* **PROBLEM DESCRIPTION**:
Repeat the data that follows, word for word, without the images.
-- start --
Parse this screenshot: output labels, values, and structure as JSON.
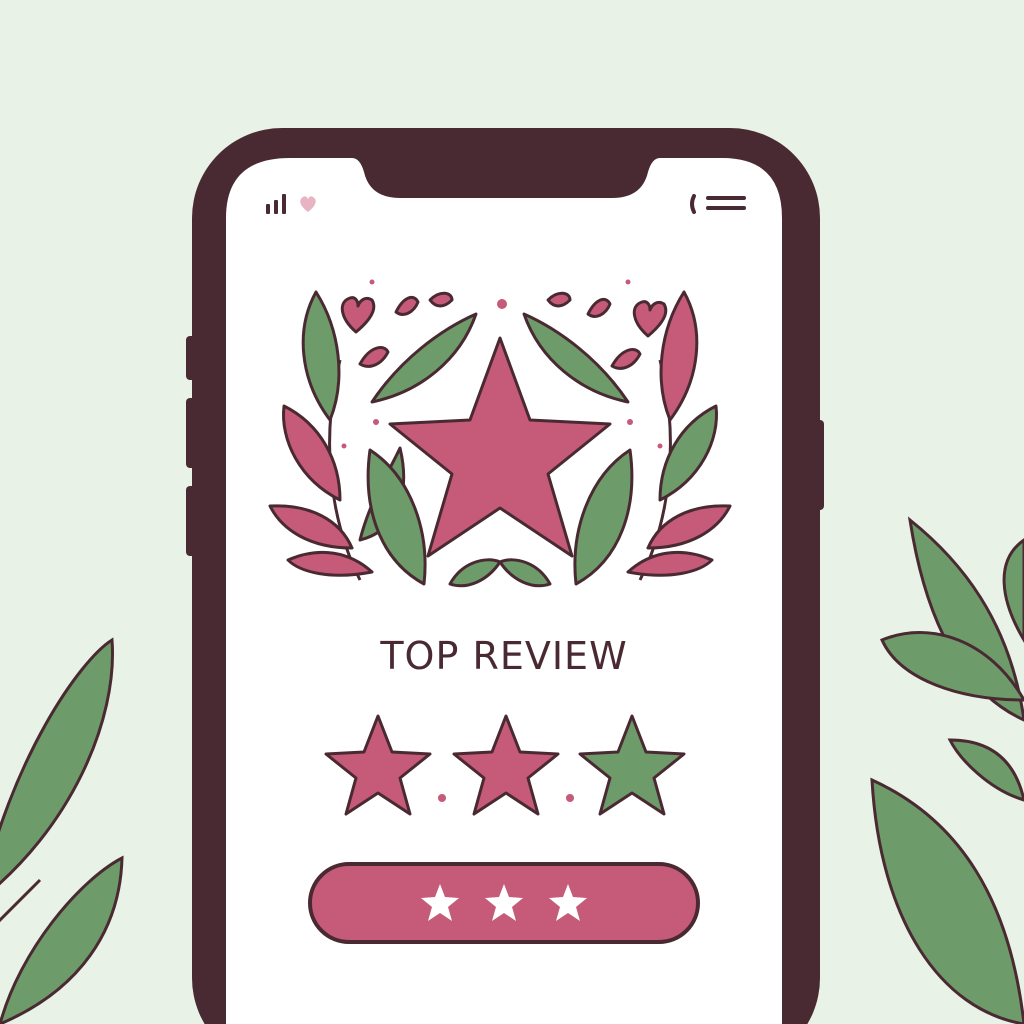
{
  "review": {
    "title": "TOP REVIEW",
    "rating_value": 2,
    "rating_max": 3
  },
  "status_bar": {
    "left_icons": [
      "signal-icon",
      "heart-icon"
    ],
    "right_icons": [
      "menu-icon"
    ]
  },
  "colors": {
    "background": "#e9f2e7",
    "phone_frame": "#4a2a32",
    "screen": "#ffffff",
    "accent_pink": "#c65a79",
    "leaf_green": "#6e9b6a"
  }
}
-- end --
* **EXPECTED ANSWER**:
Parse this screenshot: output labels, values, and structure as JSON.
{
  "review": {
    "title": "TOP REVIEW",
    "rating_value": 2,
    "rating_max": 3
  },
  "status_bar": {
    "left_icons": [
      "signal-icon",
      "heart-icon"
    ],
    "right_icons": [
      "menu-icon"
    ]
  },
  "colors": {
    "background": "#e9f2e7",
    "phone_frame": "#4a2a32",
    "screen": "#ffffff",
    "accent_pink": "#c65a79",
    "leaf_green": "#6e9b6a"
  }
}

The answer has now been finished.